* Challenge
Write out the material again word for word, dropping any images it holds.

* Data
────

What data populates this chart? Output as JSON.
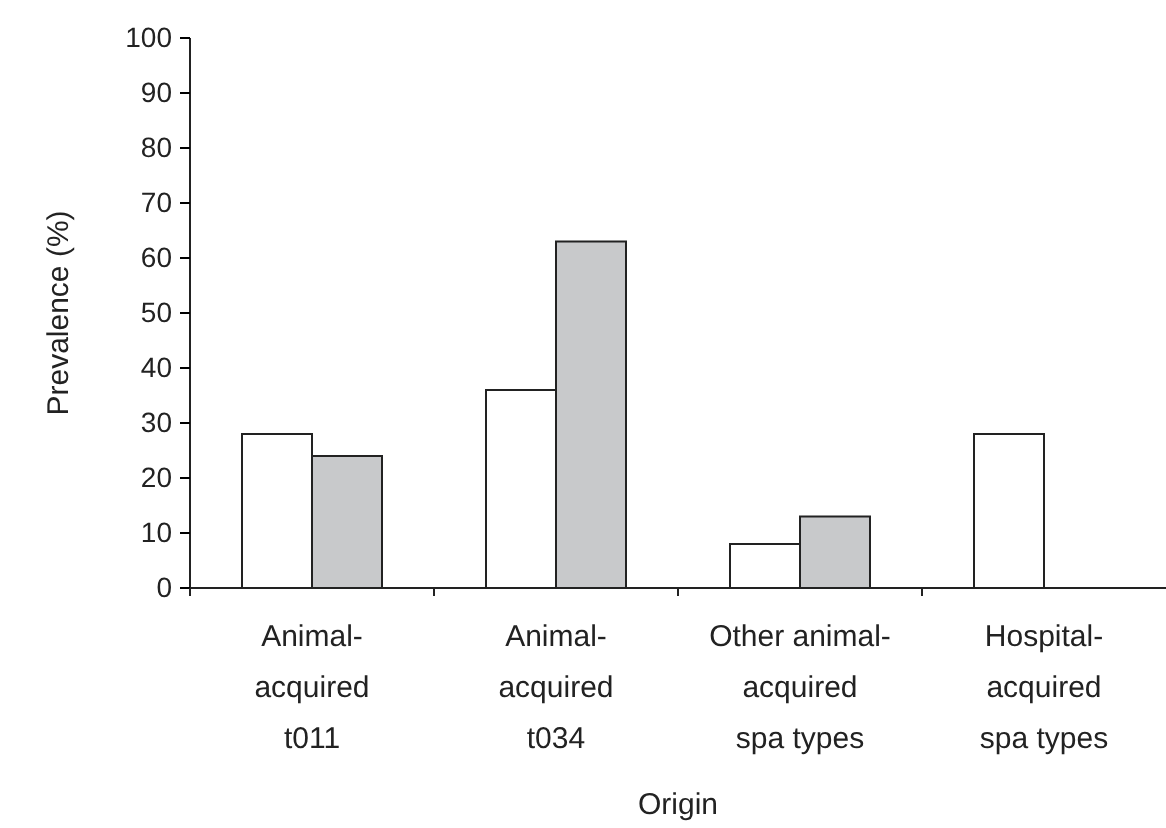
{
  "chart_data": {
    "type": "bar",
    "xlabel": "Origin",
    "ylabel": "Prevalence (%)",
    "categories": [
      "Animal-acquired t011",
      "Animal-acquired t034",
      "Other animal-acquired spa types",
      "Hospital-acquired spa types"
    ],
    "series": [
      {
        "color": "#ffffff",
        "values": [
          28,
          36,
          8,
          28
        ]
      },
      {
        "color": "#c8c9cb",
        "values": [
          24,
          63,
          13,
          0
        ]
      }
    ],
    "ylim": [
      0,
      100
    ],
    "yticks": [
      0,
      10,
      20,
      30,
      40,
      50,
      60,
      70,
      80,
      90,
      100
    ],
    "grid": false,
    "legend": false
  }
}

────

* Response to this exercise
What data populates this chart? Output as JSON.
{
  "chart_data": {
    "type": "bar",
    "xlabel": "Origin",
    "ylabel": "Prevalence (%)",
    "categories": [
      "Animal-acquired t011",
      "Animal-acquired t034",
      "Other animal-acquired spa types",
      "Hospital-acquired spa types"
    ],
    "series": [
      {
        "color": "#ffffff",
        "values": [
          28,
          36,
          8,
          28
        ]
      },
      {
        "color": "#c8c9cb",
        "values": [
          24,
          63,
          13,
          0
        ]
      }
    ],
    "ylim": [
      0,
      100
    ],
    "yticks": [
      0,
      10,
      20,
      30,
      40,
      50,
      60,
      70,
      80,
      90,
      100
    ],
    "grid": false,
    "legend": false
  }
}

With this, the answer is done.